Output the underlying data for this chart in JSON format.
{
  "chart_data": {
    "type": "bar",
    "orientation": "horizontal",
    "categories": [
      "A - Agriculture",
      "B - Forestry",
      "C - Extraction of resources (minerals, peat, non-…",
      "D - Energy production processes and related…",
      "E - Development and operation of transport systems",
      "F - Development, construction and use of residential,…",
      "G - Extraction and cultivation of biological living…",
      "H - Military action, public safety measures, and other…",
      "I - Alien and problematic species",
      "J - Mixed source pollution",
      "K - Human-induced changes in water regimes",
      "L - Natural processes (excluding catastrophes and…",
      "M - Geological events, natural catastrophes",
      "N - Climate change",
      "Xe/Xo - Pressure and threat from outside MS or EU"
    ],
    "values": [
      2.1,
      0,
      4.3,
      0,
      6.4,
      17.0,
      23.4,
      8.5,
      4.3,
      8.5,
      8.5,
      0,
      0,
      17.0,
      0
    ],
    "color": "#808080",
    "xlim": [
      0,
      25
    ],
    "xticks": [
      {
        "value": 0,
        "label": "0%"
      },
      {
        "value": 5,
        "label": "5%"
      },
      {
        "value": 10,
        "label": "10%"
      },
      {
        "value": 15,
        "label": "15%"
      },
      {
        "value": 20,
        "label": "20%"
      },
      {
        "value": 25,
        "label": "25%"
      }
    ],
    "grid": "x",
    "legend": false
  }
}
---
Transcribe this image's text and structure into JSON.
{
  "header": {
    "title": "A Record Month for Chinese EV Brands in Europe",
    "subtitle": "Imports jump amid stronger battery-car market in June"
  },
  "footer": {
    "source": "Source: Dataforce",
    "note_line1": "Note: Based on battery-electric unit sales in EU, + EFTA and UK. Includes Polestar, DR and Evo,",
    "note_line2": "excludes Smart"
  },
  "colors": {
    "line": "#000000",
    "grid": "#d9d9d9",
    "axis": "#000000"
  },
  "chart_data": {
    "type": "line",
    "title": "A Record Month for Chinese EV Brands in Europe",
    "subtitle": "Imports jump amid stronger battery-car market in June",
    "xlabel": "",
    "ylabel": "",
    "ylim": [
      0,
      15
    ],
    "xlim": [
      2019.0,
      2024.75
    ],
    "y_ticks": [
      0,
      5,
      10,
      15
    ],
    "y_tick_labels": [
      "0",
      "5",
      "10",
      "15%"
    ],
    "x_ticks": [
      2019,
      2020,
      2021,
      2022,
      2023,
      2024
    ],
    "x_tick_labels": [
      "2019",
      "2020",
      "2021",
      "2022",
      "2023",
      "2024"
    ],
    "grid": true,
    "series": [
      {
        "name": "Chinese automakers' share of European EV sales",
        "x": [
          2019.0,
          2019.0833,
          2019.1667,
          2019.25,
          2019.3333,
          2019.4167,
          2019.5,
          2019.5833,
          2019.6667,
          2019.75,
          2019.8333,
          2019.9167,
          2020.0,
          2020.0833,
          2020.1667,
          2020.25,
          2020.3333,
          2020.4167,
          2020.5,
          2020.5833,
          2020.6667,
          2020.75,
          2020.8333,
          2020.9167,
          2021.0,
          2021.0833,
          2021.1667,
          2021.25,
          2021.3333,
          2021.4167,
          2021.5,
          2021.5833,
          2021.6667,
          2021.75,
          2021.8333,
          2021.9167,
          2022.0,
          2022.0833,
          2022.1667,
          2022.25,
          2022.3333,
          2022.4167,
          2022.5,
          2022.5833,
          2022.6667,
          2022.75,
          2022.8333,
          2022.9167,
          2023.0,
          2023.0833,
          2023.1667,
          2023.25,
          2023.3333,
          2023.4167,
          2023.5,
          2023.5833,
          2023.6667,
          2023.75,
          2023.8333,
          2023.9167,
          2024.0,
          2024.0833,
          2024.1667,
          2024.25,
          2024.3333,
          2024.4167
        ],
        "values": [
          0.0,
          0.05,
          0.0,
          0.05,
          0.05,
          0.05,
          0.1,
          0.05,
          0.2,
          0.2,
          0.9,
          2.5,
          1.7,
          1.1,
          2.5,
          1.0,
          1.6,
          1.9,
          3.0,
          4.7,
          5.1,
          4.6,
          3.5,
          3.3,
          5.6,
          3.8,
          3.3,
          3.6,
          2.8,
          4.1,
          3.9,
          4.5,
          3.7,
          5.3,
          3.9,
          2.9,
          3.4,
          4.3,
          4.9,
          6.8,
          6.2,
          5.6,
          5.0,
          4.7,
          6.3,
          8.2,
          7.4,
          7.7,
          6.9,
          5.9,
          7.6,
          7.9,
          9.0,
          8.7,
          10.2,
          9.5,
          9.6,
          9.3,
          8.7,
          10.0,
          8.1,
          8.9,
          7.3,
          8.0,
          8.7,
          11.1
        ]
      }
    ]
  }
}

* **What the task asks**
Only the number is needed here: how many lines of the records contain "amid"?

* **Reply to the task**
2